- EXERCISE AIM: Extract each line of the data and write it out again exactly.

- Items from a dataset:
^^^^

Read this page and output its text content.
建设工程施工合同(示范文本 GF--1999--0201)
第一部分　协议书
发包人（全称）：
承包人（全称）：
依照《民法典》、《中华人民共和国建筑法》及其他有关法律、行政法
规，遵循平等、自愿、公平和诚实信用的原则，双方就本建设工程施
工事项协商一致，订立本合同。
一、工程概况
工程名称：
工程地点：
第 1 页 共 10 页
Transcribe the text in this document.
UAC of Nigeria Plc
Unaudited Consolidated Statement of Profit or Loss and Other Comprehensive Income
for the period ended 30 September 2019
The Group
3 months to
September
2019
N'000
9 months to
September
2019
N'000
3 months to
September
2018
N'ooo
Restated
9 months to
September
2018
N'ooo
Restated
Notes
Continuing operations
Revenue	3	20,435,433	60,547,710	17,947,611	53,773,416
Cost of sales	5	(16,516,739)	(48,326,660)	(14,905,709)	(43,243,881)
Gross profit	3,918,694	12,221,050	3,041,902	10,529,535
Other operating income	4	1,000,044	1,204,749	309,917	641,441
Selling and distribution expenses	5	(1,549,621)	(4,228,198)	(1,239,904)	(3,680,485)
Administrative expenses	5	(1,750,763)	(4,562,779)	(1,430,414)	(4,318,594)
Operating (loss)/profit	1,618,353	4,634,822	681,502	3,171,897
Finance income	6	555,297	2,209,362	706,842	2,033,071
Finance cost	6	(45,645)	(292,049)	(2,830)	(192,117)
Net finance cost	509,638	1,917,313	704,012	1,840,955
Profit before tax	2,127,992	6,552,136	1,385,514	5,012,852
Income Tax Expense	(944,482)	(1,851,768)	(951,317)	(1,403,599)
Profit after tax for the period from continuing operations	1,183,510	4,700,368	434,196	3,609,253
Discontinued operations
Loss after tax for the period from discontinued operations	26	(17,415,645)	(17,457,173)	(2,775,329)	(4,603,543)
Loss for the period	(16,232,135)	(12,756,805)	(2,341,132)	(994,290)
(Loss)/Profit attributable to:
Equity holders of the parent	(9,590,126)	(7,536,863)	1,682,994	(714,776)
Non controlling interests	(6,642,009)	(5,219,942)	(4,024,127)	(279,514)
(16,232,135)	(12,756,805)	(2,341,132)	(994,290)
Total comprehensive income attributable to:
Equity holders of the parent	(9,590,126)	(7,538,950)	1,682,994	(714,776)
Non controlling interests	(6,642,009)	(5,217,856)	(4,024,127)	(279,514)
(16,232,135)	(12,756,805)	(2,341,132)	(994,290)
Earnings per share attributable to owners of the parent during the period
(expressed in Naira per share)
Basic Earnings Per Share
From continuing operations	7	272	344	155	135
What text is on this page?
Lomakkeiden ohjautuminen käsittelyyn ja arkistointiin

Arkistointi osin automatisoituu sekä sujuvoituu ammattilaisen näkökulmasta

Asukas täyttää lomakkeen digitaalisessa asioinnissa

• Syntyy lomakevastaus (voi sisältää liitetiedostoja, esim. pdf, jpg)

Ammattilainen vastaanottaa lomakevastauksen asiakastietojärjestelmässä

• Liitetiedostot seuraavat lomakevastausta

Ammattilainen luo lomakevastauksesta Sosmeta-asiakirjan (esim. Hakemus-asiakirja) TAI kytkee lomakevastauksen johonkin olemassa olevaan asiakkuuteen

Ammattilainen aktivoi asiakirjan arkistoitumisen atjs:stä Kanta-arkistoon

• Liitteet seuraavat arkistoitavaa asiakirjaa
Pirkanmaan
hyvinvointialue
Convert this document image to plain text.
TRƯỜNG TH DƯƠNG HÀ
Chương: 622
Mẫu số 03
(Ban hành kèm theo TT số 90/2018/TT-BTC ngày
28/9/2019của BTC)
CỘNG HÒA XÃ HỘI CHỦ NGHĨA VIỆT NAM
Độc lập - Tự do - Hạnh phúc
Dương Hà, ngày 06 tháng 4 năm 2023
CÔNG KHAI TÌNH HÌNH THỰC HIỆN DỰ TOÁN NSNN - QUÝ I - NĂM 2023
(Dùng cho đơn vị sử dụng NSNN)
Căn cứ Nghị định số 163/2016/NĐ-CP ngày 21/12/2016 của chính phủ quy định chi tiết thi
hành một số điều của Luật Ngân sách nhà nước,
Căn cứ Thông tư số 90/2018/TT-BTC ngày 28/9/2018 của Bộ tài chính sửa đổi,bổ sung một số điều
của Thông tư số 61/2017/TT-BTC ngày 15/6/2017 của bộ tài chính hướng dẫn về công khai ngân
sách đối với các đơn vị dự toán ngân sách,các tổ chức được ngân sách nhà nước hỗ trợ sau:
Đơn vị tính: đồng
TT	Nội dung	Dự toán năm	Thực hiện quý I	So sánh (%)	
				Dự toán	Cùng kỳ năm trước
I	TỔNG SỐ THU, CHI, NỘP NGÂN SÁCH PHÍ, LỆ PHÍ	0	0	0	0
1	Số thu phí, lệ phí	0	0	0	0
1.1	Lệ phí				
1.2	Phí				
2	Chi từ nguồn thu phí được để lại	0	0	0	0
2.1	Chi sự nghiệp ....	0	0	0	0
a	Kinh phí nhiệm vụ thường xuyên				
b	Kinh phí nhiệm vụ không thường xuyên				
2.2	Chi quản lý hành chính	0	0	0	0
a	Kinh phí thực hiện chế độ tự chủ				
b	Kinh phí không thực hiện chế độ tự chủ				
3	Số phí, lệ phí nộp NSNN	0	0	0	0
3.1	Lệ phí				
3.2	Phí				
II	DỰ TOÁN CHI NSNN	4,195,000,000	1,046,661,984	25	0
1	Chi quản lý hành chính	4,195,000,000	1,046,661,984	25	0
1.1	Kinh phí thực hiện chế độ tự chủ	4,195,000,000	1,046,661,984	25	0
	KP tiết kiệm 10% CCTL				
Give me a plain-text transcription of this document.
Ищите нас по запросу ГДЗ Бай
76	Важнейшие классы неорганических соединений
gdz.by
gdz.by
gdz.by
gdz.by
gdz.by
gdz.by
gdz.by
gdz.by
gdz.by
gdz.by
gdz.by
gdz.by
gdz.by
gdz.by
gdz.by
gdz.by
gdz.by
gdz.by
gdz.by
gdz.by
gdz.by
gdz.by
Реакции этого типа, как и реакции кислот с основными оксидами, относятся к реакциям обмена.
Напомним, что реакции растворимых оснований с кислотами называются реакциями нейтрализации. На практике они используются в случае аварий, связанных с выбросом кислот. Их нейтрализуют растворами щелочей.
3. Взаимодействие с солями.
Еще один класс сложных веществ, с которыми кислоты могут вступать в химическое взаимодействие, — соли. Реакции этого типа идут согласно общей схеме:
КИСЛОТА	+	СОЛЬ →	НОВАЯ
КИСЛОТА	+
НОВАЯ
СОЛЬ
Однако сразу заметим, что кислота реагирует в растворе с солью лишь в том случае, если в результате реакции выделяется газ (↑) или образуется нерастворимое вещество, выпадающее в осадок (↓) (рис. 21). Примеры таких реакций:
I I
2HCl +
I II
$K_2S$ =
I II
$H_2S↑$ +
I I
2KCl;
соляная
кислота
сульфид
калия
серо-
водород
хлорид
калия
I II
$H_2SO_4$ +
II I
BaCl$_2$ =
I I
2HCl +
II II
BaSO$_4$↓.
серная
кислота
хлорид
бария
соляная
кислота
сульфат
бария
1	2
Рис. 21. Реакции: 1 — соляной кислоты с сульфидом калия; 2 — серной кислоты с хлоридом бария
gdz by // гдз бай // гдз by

^^^^

- EXERCISE RESPONSE:
Read this page and output its text content.
建设工程施工合同(示范文本 GF--1999--0201)
第一部分　协议书
发包人（全称）：
承包人（全称）：
依照《民法典》、《中华人民共和国建筑法》及其他有关法律、行政法
规，遵循平等、自愿、公平和诚实信用的原则，双方就本建设工程施
工事项协商一致，订立本合同。
一、工程概况
工程名称：
工程地点：
第 1 页 共 10 页
Transcribe the text in this document.
UAC of Nigeria Plc
Unaudited Consolidated Statement of Profit or Loss and Other Comprehensive Income
for the period ended 30 September 2019
The Group
3 months to
September
2019
N'000
9 months to
September
2019
N'000
3 months to
September
2018
N'ooo
Restated
9 months to
September
2018
N'ooo
Restated
Notes
Continuing operations
Revenue	3	20,435,433	60,547,710	17,947,611	53,773,416
Cost of sales	5	(16,516,739)	(48,326,660)	(14,905,709)	(43,243,881)
Gross profit	3,918,694	12,221,050	3,041,902	10,529,535
Other operating income	4	1,000,044	1,204,749	309,917	641,441
Selling and distribution expenses	5	(1,549,621)	(4,228,198)	(1,239,904)	(3,680,485)
Administrative expenses	5	(1,750,763)	(4,562,779)	(1,430,414)	(4,318,594)
Operating (loss)/profit	1,618,353	4,634,822	681,502	3,171,897
Finance income	6	555,297	2,209,362	706,842	2,033,071
Finance cost	6	(45,645)	(292,049)	(2,830)	(192,117)
Net finance cost	509,638	1,917,313	704,012	1,840,955
Profit before tax	2,127,992	6,552,136	1,385,514	5,012,852
Income Tax Expense	(944,482)	(1,851,768)	(951,317)	(1,403,599)
Profit after tax for the period from continuing operations	1,183,510	4,700,368	434,196	3,609,253
Discontinued operations
Loss after tax for the period from discontinued operations	26	(17,415,645)	(17,457,173)	(2,775,329)	(4,603,543)
Loss for the period	(16,232,135)	(12,756,805)	(2,341,132)	(994,290)
(Loss)/Profit attributable to:
Equity holders of the parent	(9,590,126)	(7,536,863)	1,682,994	(714,776)
Non controlling interests	(6,642,009)	(5,219,942)	(4,024,127)	(279,514)
(16,232,135)	(12,756,805)	(2,341,132)	(994,290)
Total comprehensive income attributable to:
Equity holders of the parent	(9,590,126)	(7,538,950)	1,682,994	(714,776)
Non controlling interests	(6,642,009)	(5,217,856)	(4,024,127)	(279,514)
(16,232,135)	(12,756,805)	(2,341,132)	(994,290)
Earnings per share attributable to owners of the parent during the period
(expressed in Naira per share)
Basic Earnings Per Share
From continuing operations	7	272	344	155	135
What text is on this page?
Lomakkeiden ohjautuminen käsittelyyn ja arkistointiin

Arkistointi osin automatisoituu sekä sujuvoituu ammattilaisen näkökulmasta

Asukas täyttää lomakkeen digitaalisessa asioinnissa

• Syntyy lomakevastaus (voi sisältää liitetiedostoja, esim. pdf, jpg)

Ammattilainen vastaanottaa lomakevastauksen asiakastietojärjestelmässä

• Liitetiedostot seuraavat lomakevastausta

Ammattilainen luo lomakevastauksesta Sosmeta-asiakirjan (esim. Hakemus-asiakirja) TAI kytkee lomakevastauksen johonkin olemassa olevaan asiakkuuteen

Ammattilainen aktivoi asiakirjan arkistoitumisen atjs:stä Kanta-arkistoon

• Liitteet seuraavat arkistoitavaa asiakirjaa
Pirkanmaan
hyvinvointialue
Convert this document image to plain text.
TRƯỜNG TH DƯƠNG HÀ
Chương: 622
Mẫu số 03
(Ban hành kèm theo TT số 90/2018/TT-BTC ngày
28/9/2019của BTC)
CỘNG HÒA XÃ HỘI CHỦ NGHĨA VIỆT NAM
Độc lập - Tự do - Hạnh phúc
Dương Hà, ngày 06 tháng 4 năm 2023
CÔNG KHAI TÌNH HÌNH THỰC HIỆN DỰ TOÁN NSNN - QUÝ I - NĂM 2023
(Dùng cho đơn vị sử dụng NSNN)
Căn cứ Nghị định số 163/2016/NĐ-CP ngày 21/12/2016 của chính phủ quy định chi tiết thi
hành một số điều của Luật Ngân sách nhà nước,
Căn cứ Thông tư số 90/2018/TT-BTC ngày 28/9/2018 của Bộ tài chính sửa đổi,bổ sung một số điều
của Thông tư số 61/2017/TT-BTC ngày 15/6/2017 của bộ tài chính hướng dẫn về công khai ngân
sách đối với các đơn vị dự toán ngân sách,các tổ chức được ngân sách nhà nước hỗ trợ sau:
Đơn vị tính: đồng
TT	Nội dung	Dự toán năm	Thực hiện quý I	So sánh (%)	
				Dự toán	Cùng kỳ năm trước
I	TỔNG SỐ THU, CHI, NỘP NGÂN SÁCH PHÍ, LỆ PHÍ	0	0	0	0
1	Số thu phí, lệ phí	0	0	0	0
1.1	Lệ phí				
1.2	Phí				
2	Chi từ nguồn thu phí được để lại	0	0	0	0
2.1	Chi sự nghiệp ....	0	0	0	0
a	Kinh phí nhiệm vụ thường xuyên				
b	Kinh phí nhiệm vụ không thường xuyên				
2.2	Chi quản lý hành chính	0	0	0	0
a	Kinh phí thực hiện chế độ tự chủ				
b	Kinh phí không thực hiện chế độ tự chủ				
3	Số phí, lệ phí nộp NSNN	0	0	0	0
3.1	Lệ phí				
3.2	Phí				
II	DỰ TOÁN CHI NSNN	4,195,000,000	1,046,661,984	25	0
1	Chi quản lý hành chính	4,195,000,000	1,046,661,984	25	0
1.1	Kinh phí thực hiện chế độ tự chủ	4,195,000,000	1,046,661,984	25	0
	KP tiết kiệm 10% CCTL				
Give me a plain-text transcription of this document.
Ищите нас по запросу ГДЗ Бай
76	Важнейшие классы неорганических соединений
gdz.by
gdz.by
gdz.by
gdz.by
gdz.by
gdz.by
gdz.by
gdz.by
gdz.by
gdz.by
gdz.by
gdz.by
gdz.by
gdz.by
gdz.by
gdz.by
gdz.by
gdz.by
gdz.by
gdz.by
gdz.by
gdz.by
Реакции этого типа, как и реакции кислот с основными оксидами, относятся к реакциям обмена.
Напомним, что реакции растворимых оснований с кислотами называются реакциями нейтрализации. На практике они используются в случае аварий, связанных с выбросом кислот. Их нейтрализуют растворами щелочей.
3. Взаимодействие с солями.
Еще один класс сложных веществ, с которыми кислоты могут вступать в химическое взаимодействие, — соли. Реакции этого типа идут согласно общей схеме:
КИСЛОТА	+	СОЛЬ →	НОВАЯ
КИСЛОТА	+
НОВАЯ
СОЛЬ
Однако сразу заметим, что кислота реагирует в растворе с солью лишь в том случае, если в результате реакции выделяется газ (↑) или образуется нерастворимое вещество, выпадающее в осадок (↓) (рис. 21). Примеры таких реакций:
I I
2HCl +
I II
$K_2S$ =
I II
$H_2S↑$ +
I I
2KCl;
соляная
кислота
сульфид
калия
серо-
водород
хлорид
калия
I II
$H_2SO_4$ +
II I
BaCl$_2$ =
I I
2HCl +
II II
BaSO$_4$↓.
серная
кислота
хлорид
бария
соляная
кислота
сульфат
бария
1	2
Рис. 21. Реакции: 1 — соляной кислоты с сульфидом калия; 2 — серной кислоты с хлоридом бария
gdz by // гдз бай // гдз by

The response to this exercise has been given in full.